─── Material supplied

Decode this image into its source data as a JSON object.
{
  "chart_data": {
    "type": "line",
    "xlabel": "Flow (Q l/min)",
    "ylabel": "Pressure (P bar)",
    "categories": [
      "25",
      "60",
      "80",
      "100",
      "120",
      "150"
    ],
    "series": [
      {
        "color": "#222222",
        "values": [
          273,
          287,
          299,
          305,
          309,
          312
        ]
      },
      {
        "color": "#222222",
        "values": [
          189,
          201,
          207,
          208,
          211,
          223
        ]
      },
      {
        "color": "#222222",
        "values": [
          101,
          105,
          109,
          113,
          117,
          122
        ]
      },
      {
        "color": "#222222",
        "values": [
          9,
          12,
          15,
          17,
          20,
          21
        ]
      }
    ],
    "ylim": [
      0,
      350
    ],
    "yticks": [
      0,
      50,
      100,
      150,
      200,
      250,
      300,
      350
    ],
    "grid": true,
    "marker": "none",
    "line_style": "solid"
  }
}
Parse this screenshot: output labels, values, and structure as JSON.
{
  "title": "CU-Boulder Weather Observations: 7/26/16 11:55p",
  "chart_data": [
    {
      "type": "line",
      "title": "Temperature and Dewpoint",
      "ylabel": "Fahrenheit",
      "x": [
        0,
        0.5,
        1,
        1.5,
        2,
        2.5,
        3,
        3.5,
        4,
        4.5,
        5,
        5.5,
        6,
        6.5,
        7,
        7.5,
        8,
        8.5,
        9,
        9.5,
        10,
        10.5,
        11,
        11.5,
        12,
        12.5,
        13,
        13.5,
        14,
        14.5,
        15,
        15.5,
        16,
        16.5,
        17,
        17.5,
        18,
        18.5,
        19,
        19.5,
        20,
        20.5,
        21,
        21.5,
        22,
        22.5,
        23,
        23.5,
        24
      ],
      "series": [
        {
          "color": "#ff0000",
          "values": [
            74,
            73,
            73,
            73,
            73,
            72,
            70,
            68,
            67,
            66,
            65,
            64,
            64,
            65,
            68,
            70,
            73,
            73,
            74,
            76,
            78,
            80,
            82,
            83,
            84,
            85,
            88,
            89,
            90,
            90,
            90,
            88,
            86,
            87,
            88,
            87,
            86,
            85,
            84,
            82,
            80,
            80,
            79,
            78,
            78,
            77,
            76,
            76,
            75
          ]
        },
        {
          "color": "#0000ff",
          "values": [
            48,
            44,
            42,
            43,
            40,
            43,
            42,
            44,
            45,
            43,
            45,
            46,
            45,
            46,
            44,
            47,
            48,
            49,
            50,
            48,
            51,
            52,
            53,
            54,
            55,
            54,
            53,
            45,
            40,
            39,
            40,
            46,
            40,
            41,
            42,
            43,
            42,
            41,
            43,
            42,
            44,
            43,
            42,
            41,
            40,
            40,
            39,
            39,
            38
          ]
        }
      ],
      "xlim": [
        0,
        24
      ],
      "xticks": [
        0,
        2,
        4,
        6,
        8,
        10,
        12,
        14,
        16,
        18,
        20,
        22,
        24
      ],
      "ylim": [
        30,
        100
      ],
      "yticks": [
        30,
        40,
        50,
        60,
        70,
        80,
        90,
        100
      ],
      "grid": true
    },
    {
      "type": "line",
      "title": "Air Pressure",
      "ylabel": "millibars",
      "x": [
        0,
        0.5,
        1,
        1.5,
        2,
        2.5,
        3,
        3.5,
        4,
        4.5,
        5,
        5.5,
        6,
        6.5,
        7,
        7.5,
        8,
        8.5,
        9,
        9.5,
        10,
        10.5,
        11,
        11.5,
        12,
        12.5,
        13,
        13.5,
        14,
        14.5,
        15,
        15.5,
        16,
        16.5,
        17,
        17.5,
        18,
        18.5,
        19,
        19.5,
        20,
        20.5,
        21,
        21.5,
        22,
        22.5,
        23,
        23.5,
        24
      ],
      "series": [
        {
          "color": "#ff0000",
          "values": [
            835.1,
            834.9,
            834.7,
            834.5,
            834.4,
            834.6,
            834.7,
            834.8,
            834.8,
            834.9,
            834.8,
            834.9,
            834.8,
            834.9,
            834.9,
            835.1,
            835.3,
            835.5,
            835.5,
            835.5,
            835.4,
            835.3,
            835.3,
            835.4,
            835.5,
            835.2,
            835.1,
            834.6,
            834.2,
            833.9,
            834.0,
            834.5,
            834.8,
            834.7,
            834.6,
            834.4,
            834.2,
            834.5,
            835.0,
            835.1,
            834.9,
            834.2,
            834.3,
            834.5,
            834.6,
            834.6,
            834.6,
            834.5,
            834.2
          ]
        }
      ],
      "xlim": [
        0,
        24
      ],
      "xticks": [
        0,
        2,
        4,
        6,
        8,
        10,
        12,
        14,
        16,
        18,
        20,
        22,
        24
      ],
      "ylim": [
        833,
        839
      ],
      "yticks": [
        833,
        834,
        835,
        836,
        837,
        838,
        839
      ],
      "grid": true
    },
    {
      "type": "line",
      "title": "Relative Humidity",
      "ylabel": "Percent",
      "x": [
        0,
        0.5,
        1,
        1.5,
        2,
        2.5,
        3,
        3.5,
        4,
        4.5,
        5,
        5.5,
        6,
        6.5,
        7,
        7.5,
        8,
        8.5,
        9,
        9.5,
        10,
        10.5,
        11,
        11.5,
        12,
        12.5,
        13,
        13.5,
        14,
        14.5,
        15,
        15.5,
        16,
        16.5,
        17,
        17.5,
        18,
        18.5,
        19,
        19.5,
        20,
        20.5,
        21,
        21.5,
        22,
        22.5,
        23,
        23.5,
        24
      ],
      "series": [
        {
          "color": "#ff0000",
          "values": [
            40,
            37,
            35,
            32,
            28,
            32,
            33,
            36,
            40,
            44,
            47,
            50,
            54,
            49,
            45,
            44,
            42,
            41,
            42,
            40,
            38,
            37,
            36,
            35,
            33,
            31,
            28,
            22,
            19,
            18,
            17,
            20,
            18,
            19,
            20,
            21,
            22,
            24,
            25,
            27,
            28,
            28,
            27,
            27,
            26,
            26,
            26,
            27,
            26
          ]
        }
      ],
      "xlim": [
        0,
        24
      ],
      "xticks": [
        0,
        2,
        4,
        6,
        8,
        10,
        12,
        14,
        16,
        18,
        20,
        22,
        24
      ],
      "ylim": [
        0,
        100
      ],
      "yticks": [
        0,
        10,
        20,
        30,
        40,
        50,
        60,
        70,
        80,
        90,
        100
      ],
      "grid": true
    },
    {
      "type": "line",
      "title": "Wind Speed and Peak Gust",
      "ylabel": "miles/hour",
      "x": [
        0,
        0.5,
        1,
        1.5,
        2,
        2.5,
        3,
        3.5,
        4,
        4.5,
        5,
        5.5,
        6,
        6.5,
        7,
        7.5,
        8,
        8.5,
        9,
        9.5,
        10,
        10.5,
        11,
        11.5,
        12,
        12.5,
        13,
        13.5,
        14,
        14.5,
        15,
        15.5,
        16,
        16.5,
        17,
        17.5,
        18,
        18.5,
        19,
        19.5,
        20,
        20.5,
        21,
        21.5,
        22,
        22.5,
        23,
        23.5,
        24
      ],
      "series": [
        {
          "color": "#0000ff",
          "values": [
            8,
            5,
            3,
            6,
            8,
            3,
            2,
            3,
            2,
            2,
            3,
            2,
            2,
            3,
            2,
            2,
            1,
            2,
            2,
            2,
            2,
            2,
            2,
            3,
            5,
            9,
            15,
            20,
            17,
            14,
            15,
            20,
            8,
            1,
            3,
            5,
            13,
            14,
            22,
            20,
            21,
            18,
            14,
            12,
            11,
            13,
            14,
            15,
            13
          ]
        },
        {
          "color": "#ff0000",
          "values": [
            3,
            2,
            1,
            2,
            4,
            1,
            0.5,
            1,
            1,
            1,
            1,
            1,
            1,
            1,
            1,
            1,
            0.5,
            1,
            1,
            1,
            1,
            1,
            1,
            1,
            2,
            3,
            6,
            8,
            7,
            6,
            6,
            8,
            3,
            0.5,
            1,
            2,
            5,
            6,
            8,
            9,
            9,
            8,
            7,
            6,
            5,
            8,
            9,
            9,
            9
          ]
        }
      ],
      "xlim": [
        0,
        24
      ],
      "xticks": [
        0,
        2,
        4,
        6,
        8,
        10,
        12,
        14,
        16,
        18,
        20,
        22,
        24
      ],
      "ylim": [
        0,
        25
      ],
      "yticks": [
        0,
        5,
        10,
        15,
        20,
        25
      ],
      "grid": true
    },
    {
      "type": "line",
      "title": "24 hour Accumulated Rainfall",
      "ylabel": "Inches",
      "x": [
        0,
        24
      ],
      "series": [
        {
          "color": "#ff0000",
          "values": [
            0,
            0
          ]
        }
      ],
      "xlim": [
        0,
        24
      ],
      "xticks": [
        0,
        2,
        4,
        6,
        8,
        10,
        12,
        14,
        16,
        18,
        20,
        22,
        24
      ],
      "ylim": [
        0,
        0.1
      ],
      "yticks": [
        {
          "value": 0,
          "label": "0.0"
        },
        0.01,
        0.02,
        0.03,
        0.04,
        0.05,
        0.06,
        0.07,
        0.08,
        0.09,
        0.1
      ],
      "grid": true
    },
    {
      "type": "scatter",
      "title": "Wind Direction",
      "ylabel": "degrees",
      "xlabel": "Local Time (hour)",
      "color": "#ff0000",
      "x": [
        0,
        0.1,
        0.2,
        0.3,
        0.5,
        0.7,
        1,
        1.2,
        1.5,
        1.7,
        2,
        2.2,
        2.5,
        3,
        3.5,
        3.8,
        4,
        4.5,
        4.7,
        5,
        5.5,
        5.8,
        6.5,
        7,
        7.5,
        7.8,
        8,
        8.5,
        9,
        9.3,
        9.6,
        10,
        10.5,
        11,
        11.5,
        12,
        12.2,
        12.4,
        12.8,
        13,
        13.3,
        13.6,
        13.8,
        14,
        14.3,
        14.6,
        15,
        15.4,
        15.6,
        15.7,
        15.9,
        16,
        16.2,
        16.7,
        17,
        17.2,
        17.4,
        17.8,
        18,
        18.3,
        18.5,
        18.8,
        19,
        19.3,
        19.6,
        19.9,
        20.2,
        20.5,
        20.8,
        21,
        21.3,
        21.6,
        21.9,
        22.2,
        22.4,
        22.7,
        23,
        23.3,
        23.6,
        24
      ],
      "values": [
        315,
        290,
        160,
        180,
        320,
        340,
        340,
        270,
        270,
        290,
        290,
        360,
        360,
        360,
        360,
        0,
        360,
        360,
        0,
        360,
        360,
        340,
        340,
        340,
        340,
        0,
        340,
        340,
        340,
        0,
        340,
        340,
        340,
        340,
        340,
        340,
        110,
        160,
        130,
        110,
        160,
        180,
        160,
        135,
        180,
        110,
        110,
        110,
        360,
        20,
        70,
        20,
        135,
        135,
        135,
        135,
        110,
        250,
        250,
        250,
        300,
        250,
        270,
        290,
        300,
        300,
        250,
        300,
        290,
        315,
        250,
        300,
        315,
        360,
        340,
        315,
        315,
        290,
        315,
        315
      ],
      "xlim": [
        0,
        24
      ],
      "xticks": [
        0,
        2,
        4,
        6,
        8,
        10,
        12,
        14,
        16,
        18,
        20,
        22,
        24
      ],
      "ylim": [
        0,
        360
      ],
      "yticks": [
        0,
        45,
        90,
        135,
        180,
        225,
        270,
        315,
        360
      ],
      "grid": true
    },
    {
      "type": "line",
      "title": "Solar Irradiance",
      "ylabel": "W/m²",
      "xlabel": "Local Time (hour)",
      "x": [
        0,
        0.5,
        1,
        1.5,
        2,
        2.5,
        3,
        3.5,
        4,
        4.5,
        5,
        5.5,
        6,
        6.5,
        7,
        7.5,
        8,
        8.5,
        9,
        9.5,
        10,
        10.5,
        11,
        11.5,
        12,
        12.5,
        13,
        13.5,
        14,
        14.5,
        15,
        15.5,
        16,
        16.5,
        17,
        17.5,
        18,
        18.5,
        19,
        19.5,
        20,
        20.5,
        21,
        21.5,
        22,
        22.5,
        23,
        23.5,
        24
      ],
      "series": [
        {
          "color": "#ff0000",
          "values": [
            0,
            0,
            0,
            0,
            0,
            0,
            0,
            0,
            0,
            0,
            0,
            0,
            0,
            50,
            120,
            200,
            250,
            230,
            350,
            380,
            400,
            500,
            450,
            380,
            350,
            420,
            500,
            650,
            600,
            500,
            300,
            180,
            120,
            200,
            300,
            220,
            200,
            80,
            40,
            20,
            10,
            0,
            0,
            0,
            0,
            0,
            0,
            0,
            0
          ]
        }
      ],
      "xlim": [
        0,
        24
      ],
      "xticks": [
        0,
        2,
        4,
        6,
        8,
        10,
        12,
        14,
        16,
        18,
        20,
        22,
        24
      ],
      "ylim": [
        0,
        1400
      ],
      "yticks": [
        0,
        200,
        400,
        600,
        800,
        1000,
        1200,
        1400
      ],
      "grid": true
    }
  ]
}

──────

**Aim of the task**. Which lines contain the word "Wind"? Return each of them.

**The answer**.
      "title": "Wind Speed and Peak Gust",
      "title": "Wind Direction",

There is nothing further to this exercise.